• **Given instruction**
Every record below should be written out exactly; pictures stay out.

• **Data entries**
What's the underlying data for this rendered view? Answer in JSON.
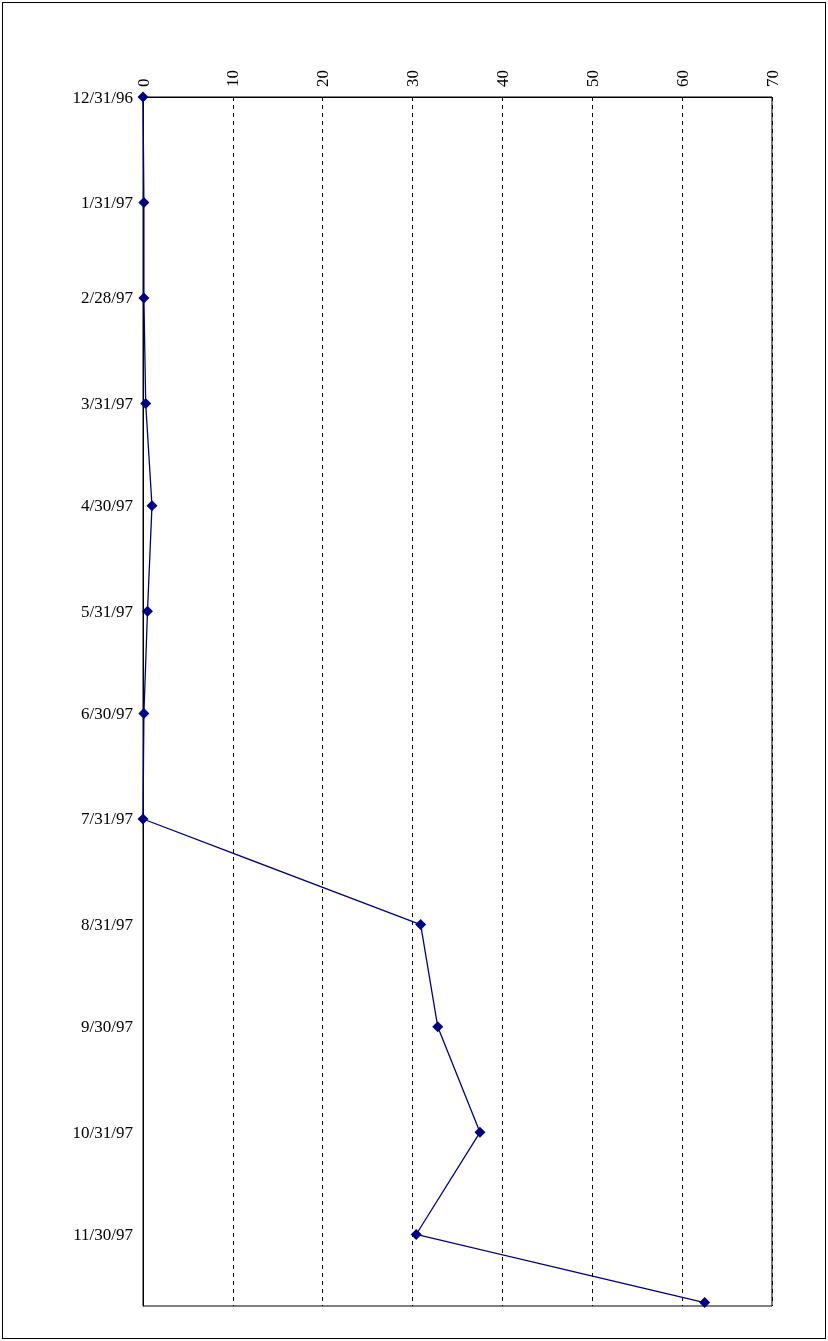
{
  "chart_data": {
    "type": "line",
    "orientation": "horizontal",
    "marker": "diamond",
    "grid": "x",
    "xlim": [
      0,
      70
    ],
    "xticks": [
      0,
      10,
      20,
      30,
      40,
      50,
      60,
      70
    ],
    "ylim": [
      "1997-12-21",
      "1996-12-31"
    ],
    "yticks": [
      {
        "value": "1996-12-31",
        "label": "12/31/96"
      },
      {
        "value": "1997-01-31",
        "label": "1/31/97"
      },
      {
        "value": "1997-02-28",
        "label": "2/28/97"
      },
      {
        "value": "1997-03-31",
        "label": "3/31/97"
      },
      {
        "value": "1997-04-30",
        "label": "4/30/97"
      },
      {
        "value": "1997-05-31",
        "label": "5/31/97"
      },
      {
        "value": "1997-06-30",
        "label": "6/30/97"
      },
      {
        "value": "1997-07-31",
        "label": "7/31/97"
      },
      {
        "value": "1997-08-31",
        "label": "8/31/97"
      },
      {
        "value": "1997-09-30",
        "label": "9/30/97"
      },
      {
        "value": "1997-10-31",
        "label": "10/31/97"
      },
      {
        "value": "1997-11-30",
        "label": "11/30/97"
      }
    ],
    "series": [
      {
        "color": "#000080",
        "x": [
          "1996-12-31",
          "1997-01-31",
          "1997-02-28",
          "1997-03-31",
          "1997-04-30",
          "1997-05-31",
          "1997-06-30",
          "1997-07-31",
          "1997-08-31",
          "1997-09-30",
          "1997-10-31",
          "1997-11-30",
          "1997-12-20"
        ],
        "values": [
          0,
          0.1,
          0.1,
          0.3,
          1.0,
          0.5,
          0.1,
          0,
          30.9,
          32.8,
          37.5,
          30.4,
          62.5
        ]
      }
    ]
  }
}
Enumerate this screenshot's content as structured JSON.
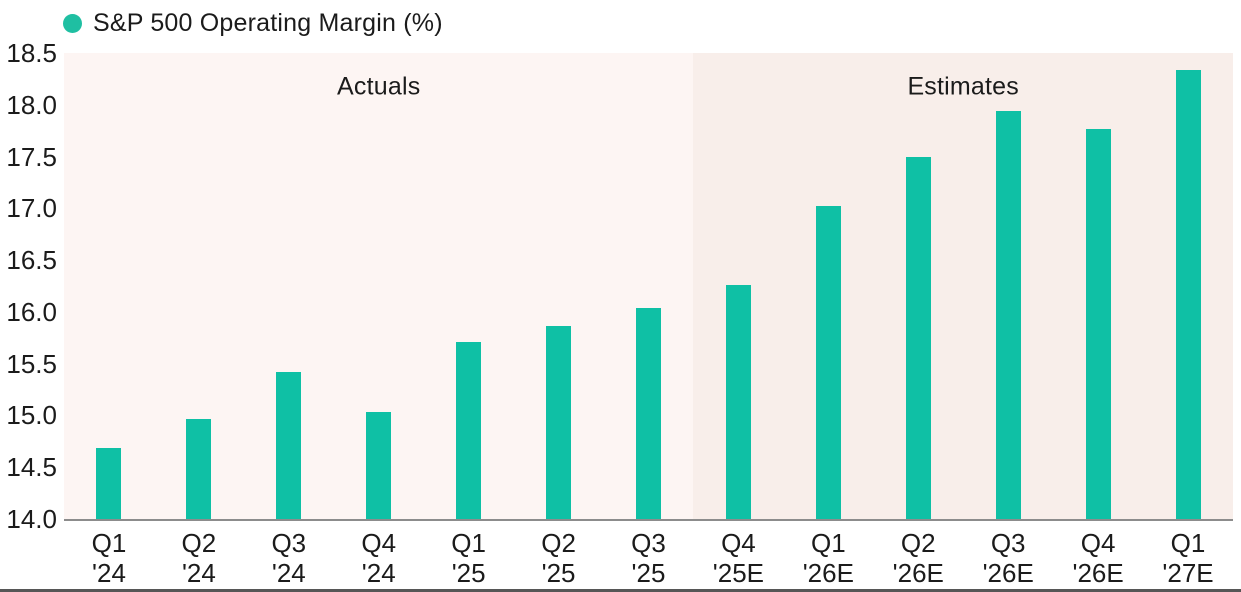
{
  "colors": {
    "bar": "#0fc0a5",
    "legend_dot": "#1fbfa2",
    "actuals_bg": "#fdf5f3",
    "estimates_bg": "#f8eeea",
    "axis_line": "#8c8c8c",
    "bottom_rule": "#565656",
    "text": "#1b1b1b"
  },
  "chart_data": {
    "type": "bar",
    "legend_label": "S&P 500 Operating Margin (%)",
    "categories": [
      [
        "Q1",
        "'24"
      ],
      [
        "Q2",
        "'24"
      ],
      [
        "Q3",
        "'24"
      ],
      [
        "Q4",
        "'24"
      ],
      [
        "Q1",
        "'25"
      ],
      [
        "Q2",
        "'25"
      ],
      [
        "Q3",
        "'25"
      ],
      [
        "Q4",
        "'25E"
      ],
      [
        "Q1",
        "'26E"
      ],
      [
        "Q2",
        "'26E"
      ],
      [
        "Q3",
        "'26E"
      ],
      [
        "Q4",
        "'26E"
      ],
      [
        "Q1",
        "'27E"
      ]
    ],
    "values": [
      14.69,
      14.97,
      15.42,
      15.03,
      15.71,
      15.86,
      16.04,
      16.26,
      17.02,
      17.5,
      17.94,
      17.77,
      18.34
    ],
    "ylim": [
      14.0,
      18.5
    ],
    "yticks": [
      18.5,
      18.0,
      17.5,
      17.0,
      16.5,
      16.0,
      15.5,
      15.0,
      14.5,
      14.0
    ],
    "grid": false,
    "legend_position": "top-left",
    "regions": [
      {
        "label": "Actuals",
        "from_index": 0,
        "to_index": 6
      },
      {
        "label": "Estimates",
        "from_index": 7,
        "to_index": 12
      }
    ]
  }
}
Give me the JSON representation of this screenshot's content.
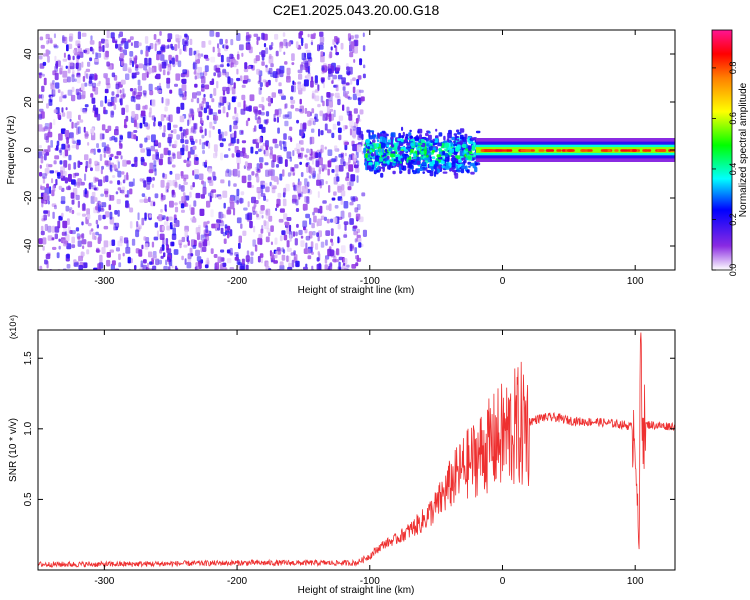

• **Reply**
What's the underlying data for this rendered view? Answer in JSON.
{
  "chart_data": {
    "type": "line",
    "orientation": "horizontal",
    "marker": "diamond",
    "grid": "x",
    "xlim": [
      0,
      70
    ],
    "xticks": [
      0,
      10,
      20,
      30,
      40,
      50,
      60,
      70
    ],
    "ylim": [
      "1997-12-21",
      "1996-12-31"
    ],
    "yticks": [
      {
        "value": "1996-12-31",
        "label": "12/31/96"
      },
      {
        "value": "1997-01-31",
        "label": "1/31/97"
      },
      {
        "value": "1997-02-28",
        "label": "2/28/97"
      },
      {
        "value": "1997-03-31",
        "label": "3/31/97"
      },
      {
        "value": "1997-04-30",
        "label": "4/30/97"
      },
      {
        "value": "1997-05-31",
        "label": "5/31/97"
      },
      {
        "value": "1997-06-30",
        "label": "6/30/97"
      },
      {
        "value": "1997-07-31",
        "label": "7/31/97"
      },
      {
        "value": "1997-08-31",
        "label": "8/31/97"
      },
      {
        "value": "1997-09-30",
        "label": "9/30/97"
      },
      {
        "value": "1997-10-31",
        "label": "10/31/97"
      },
      {
        "value": "1997-11-30",
        "label": "11/30/97"
      }
    ],
    "series": [
      {
        "color": "#000080",
        "x": [
          "1996-12-31",
          "1997-01-31",
          "1997-02-28",
          "1997-03-31",
          "1997-04-30",
          "1997-05-31",
          "1997-06-30",
          "1997-07-31",
          "1997-08-31",
          "1997-09-30",
          "1997-10-31",
          "1997-11-30",
          "1997-12-20"
        ],
        "values": [
          0,
          0.1,
          0.1,
          0.3,
          1.0,
          0.5,
          0.1,
          0,
          30.9,
          32.8,
          37.5,
          30.4,
          62.5
        ]
      }
    ]
  }
}
Enumerate this screenshot's content as structured JSON.
{
  "colors": {
    "bar": "#0fc0a5",
    "legend_dot": "#1fbfa2",
    "actuals_bg": "#fdf5f3",
    "estimates_bg": "#f8eeea",
    "axis_line": "#8c8c8c",
    "bottom_rule": "#565656",
    "text": "#1b1b1b"
  },
  "chart_data": {
    "type": "bar",
    "legend_label": "S&P 500 Operating Margin (%)",
    "categories": [
      [
        "Q1",
        "'24"
      ],
      [
        "Q2",
        "'24"
      ],
      [
        "Q3",
        "'24"
      ],
      [
        "Q4",
        "'24"
      ],
      [
        "Q1",
        "'25"
      ],
      [
        "Q2",
        "'25"
      ],
      [
        "Q3",
        "'25"
      ],
      [
        "Q4",
        "'25E"
      ],
      [
        "Q1",
        "'26E"
      ],
      [
        "Q2",
        "'26E"
      ],
      [
        "Q3",
        "'26E"
      ],
      [
        "Q4",
        "'26E"
      ],
      [
        "Q1",
        "'27E"
      ]
    ],
    "values": [
      14.69,
      14.97,
      15.42,
      15.03,
      15.71,
      15.86,
      16.04,
      16.26,
      17.02,
      17.5,
      17.94,
      17.77,
      18.34
    ],
    "ylim": [
      14.0,
      18.5
    ],
    "yticks": [
      18.5,
      18.0,
      17.5,
      17.0,
      16.5,
      16.0,
      15.5,
      15.0,
      14.5,
      14.0
    ],
    "grid": false,
    "legend_position": "top-left",
    "regions": [
      {
        "label": "Actuals",
        "from_index": 0,
        "to_index": 6
      },
      {
        "label": "Estimates",
        "from_index": 7,
        "to_index": 12
      }
    ]
  }
}
Give me the JSON representation of this screenshot's content.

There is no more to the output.